§ **Task to carry out**:
Count how many lines hold the word "drive" and give that number as the whole answer.

Saved entries:
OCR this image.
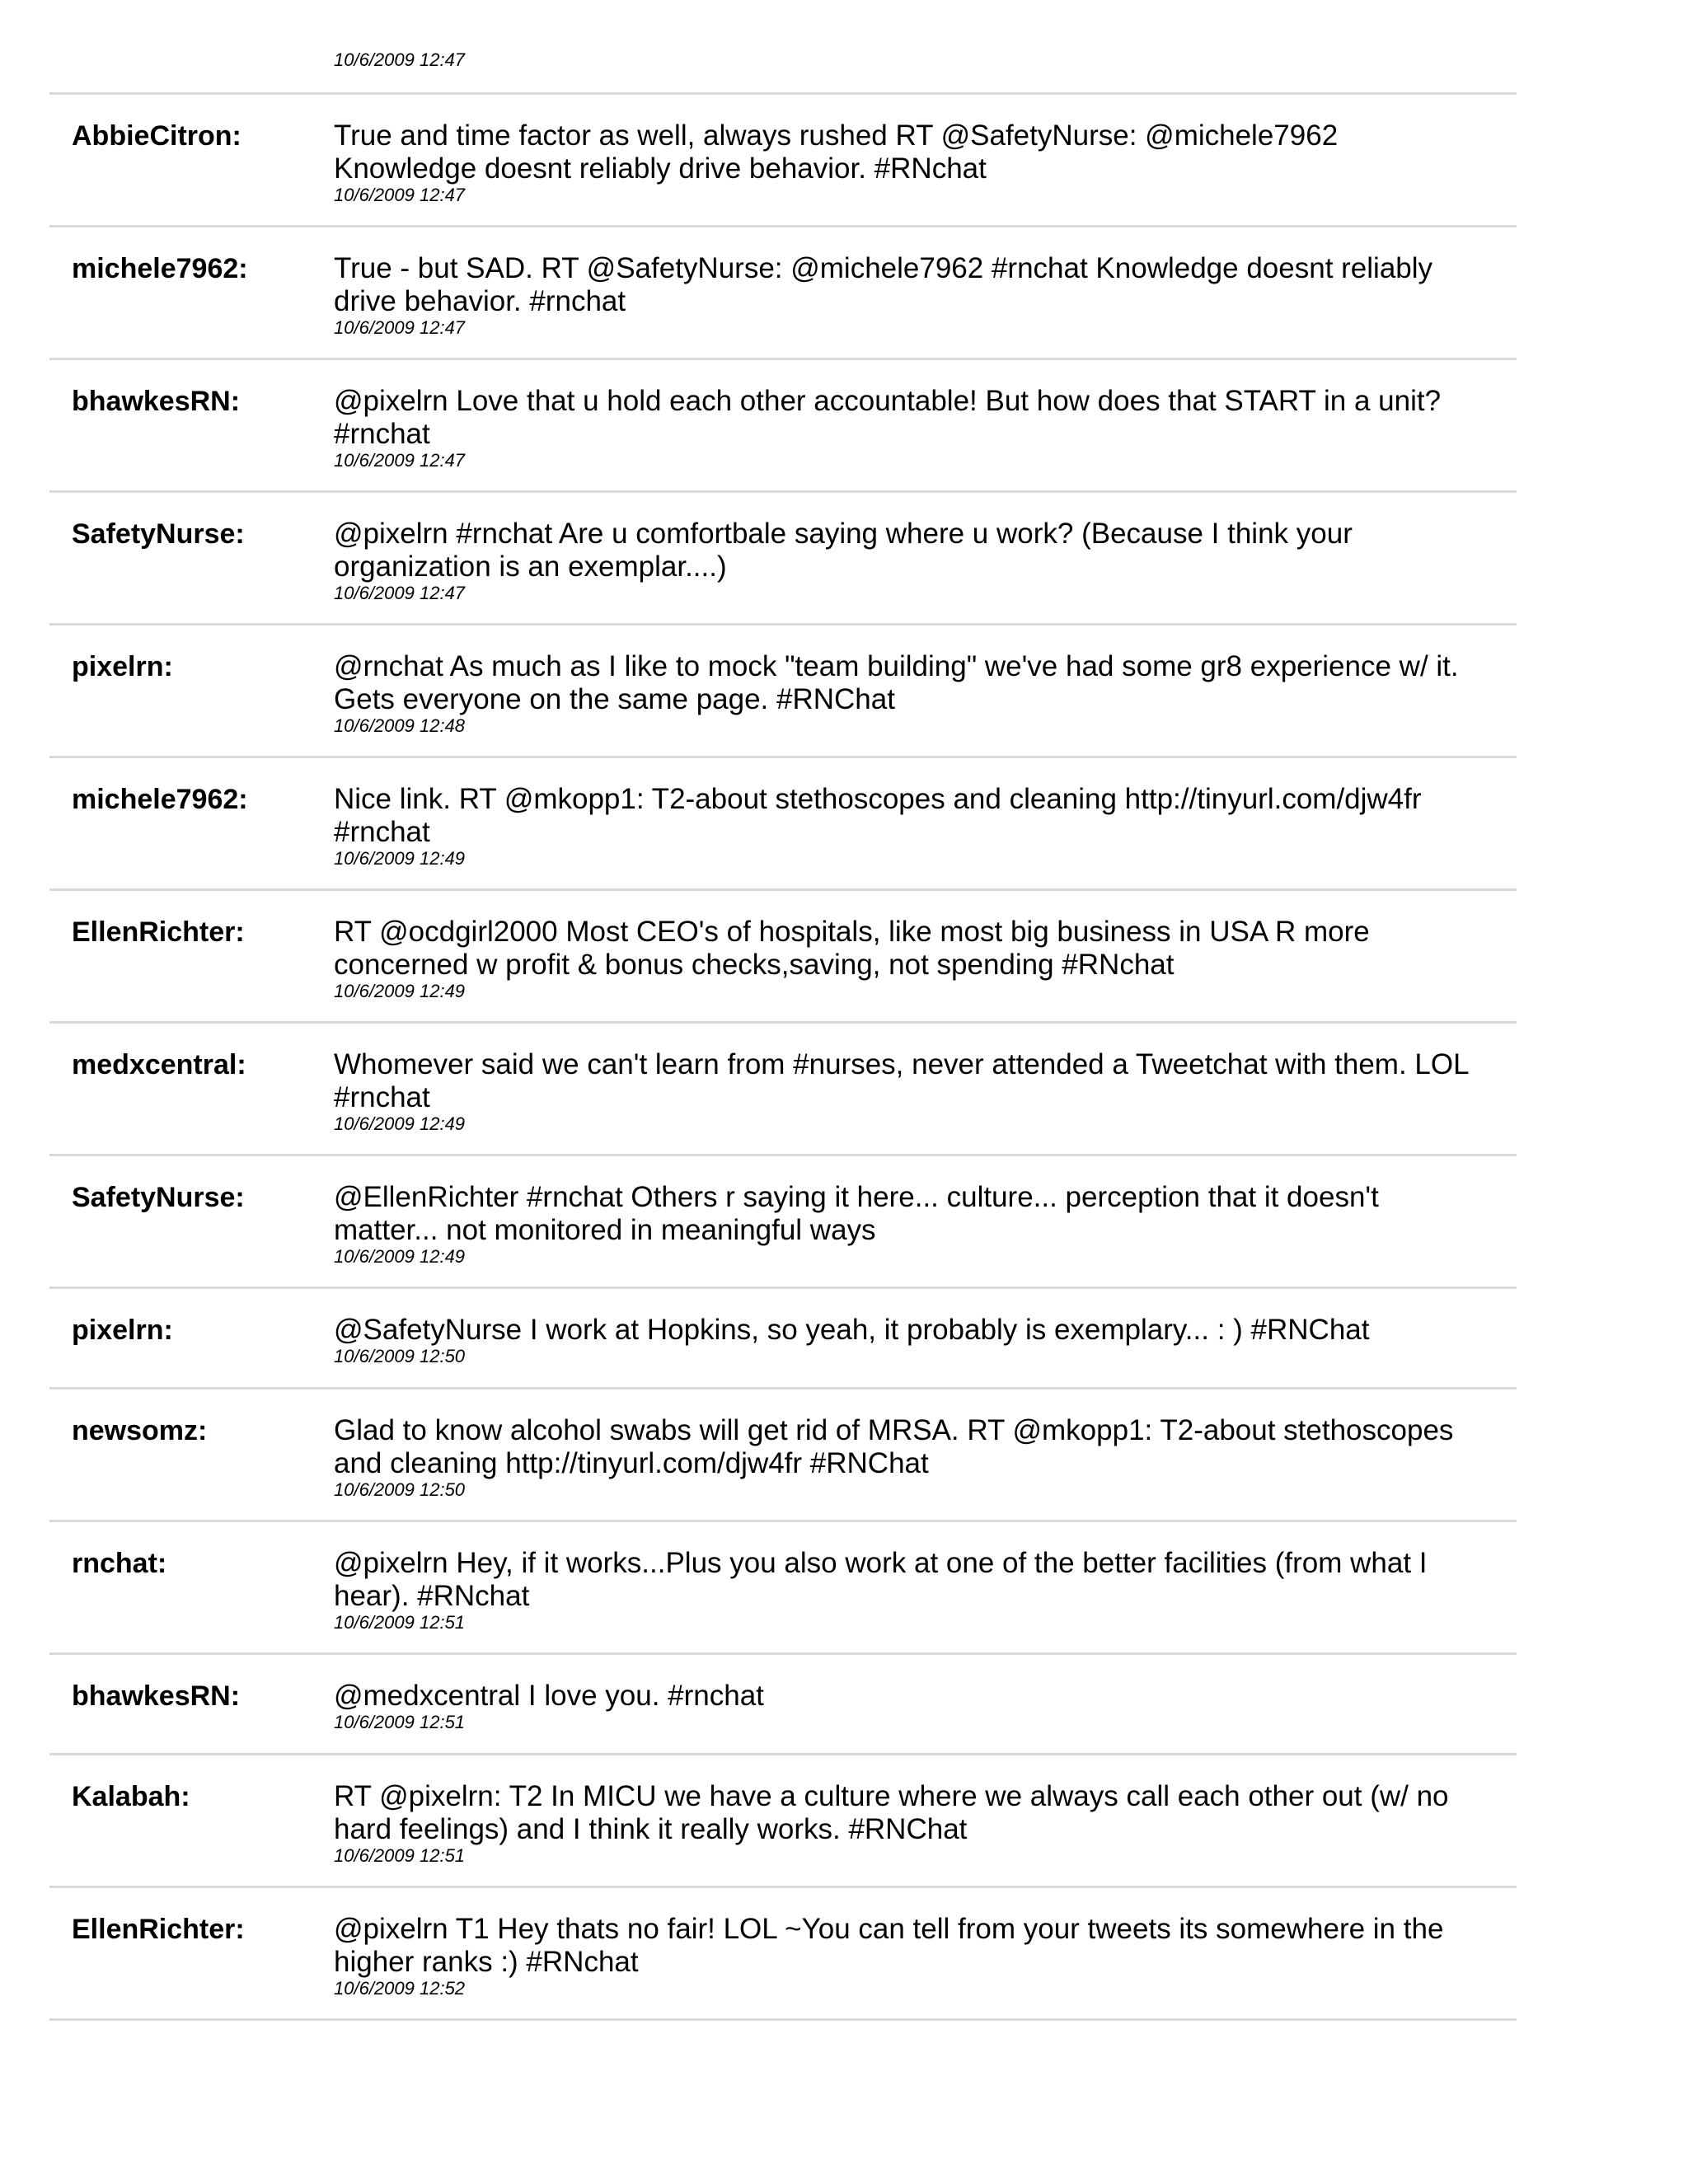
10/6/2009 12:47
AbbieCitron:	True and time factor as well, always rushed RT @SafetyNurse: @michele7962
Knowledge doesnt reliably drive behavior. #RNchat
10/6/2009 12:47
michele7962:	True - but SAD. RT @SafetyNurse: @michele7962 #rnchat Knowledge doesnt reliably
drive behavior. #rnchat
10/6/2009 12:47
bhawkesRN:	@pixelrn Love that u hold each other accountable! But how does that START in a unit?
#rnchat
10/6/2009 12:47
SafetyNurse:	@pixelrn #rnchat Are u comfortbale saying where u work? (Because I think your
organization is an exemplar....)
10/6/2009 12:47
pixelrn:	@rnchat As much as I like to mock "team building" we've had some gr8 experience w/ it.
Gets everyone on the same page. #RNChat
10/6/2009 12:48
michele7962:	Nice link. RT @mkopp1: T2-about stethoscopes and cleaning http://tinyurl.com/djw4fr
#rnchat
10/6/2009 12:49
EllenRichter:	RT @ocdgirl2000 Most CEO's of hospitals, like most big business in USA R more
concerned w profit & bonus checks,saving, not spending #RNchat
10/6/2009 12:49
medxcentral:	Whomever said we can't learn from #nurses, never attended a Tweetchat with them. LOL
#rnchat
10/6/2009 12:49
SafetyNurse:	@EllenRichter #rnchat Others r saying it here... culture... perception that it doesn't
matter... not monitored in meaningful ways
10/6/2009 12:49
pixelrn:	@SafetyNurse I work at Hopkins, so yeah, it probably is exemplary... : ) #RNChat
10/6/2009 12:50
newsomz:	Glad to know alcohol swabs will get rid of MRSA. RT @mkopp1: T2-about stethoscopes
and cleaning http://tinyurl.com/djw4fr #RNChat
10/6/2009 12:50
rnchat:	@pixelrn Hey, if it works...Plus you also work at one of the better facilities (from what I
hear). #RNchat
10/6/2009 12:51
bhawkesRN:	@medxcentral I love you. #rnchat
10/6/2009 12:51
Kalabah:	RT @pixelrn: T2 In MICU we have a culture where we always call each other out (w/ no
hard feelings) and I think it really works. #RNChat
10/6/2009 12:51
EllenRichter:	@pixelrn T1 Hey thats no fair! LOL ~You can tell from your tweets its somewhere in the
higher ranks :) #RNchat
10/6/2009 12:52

==

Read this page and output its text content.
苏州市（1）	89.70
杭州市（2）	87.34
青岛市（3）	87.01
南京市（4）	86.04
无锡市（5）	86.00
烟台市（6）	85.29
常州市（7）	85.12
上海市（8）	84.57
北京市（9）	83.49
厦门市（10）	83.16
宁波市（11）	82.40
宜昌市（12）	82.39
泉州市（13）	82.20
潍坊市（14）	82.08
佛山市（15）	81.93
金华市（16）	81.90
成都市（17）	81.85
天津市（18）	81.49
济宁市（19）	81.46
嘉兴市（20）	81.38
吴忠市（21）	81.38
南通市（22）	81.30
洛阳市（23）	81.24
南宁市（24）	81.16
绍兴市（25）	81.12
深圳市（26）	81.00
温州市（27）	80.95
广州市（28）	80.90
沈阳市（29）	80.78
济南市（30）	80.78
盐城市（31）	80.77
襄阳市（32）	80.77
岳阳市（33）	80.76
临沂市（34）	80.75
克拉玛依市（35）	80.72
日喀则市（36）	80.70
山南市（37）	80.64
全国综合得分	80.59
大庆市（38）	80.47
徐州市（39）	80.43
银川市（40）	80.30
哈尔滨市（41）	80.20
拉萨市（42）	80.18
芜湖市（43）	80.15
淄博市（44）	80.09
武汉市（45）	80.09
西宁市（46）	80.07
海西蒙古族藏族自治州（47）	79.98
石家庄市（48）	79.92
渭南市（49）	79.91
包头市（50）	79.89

§ **Solution**:
2